▶ [WHAT TO WORK ON]:
Every record must be written out once more, with nothing added or omitted.

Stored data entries
──────────────────────────────
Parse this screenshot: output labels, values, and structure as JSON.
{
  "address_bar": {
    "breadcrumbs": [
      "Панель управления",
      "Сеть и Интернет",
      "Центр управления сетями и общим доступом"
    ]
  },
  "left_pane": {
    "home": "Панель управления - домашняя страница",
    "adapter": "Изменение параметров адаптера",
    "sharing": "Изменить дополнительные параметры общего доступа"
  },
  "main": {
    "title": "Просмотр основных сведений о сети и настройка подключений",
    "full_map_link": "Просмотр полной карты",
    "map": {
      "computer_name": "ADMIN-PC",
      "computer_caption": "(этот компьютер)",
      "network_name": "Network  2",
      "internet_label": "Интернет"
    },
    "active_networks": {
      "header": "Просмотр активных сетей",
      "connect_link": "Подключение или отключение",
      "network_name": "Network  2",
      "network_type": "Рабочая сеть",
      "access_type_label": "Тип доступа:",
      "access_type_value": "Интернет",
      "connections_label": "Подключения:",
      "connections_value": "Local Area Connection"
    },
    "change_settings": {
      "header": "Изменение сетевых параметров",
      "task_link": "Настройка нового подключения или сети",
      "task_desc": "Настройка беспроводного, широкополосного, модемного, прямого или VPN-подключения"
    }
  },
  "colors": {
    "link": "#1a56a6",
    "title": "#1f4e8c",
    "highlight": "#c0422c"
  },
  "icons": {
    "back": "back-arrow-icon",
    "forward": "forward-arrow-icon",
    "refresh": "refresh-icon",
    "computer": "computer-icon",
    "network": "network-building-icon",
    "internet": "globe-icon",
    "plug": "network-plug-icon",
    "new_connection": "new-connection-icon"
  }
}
──────────────────────────────
▶ [WRITTEN REPLY]:
Parse this screenshot: output labels, values, and structure as JSON.
{
  "address_bar": {
    "breadcrumbs": [
      "Панель управления",
      "Сеть и Интернет",
      "Центр управления сетями и общим доступом"
    ]
  },
  "left_pane": {
    "home": "Панель управления - домашняя страница",
    "adapter": "Изменение параметров адаптера",
    "sharing": "Изменить дополнительные параметры общего доступа"
  },
  "main": {
    "title": "Просмотр основных сведений о сети и настройка подключений",
    "full_map_link": "Просмотр полной карты",
    "map": {
      "computer_name": "ADMIN-PC",
      "computer_caption": "(этот компьютер)",
      "network_name": "Network  2",
      "internet_label": "Интернет"
    },
    "active_networks": {
      "header": "Просмотр активных сетей",
      "connect_link": "Подключение или отключение",
      "network_name": "Network  2",
      "network_type": "Рабочая сеть",
      "access_type_label": "Тип доступа:",
      "access_type_value": "Интернет",
      "connections_label": "Подключения:",
      "connections_value": "Local Area Connection"
    },
    "change_settings": {
      "header": "Изменение сетевых параметров",
      "task_link": "Настройка нового подключения или сети",
      "task_desc": "Настройка беспроводного, широкополосного, модемного, прямого или VPN-подключения"
    }
  },
  "colors": {
    "link": "#1a56a6",
    "title": "#1f4e8c",
    "highlight": "#c0422c"
  },
  "icons": {
    "back": "back-arrow-icon",
    "forward": "forward-arrow-icon",
    "refresh": "refresh-icon",
    "computer": "computer-icon",
    "network": "network-building-icon",
    "internet": "globe-icon",
    "plug": "network-plug-icon",
    "new_connection": "new-connection-icon"
  }
}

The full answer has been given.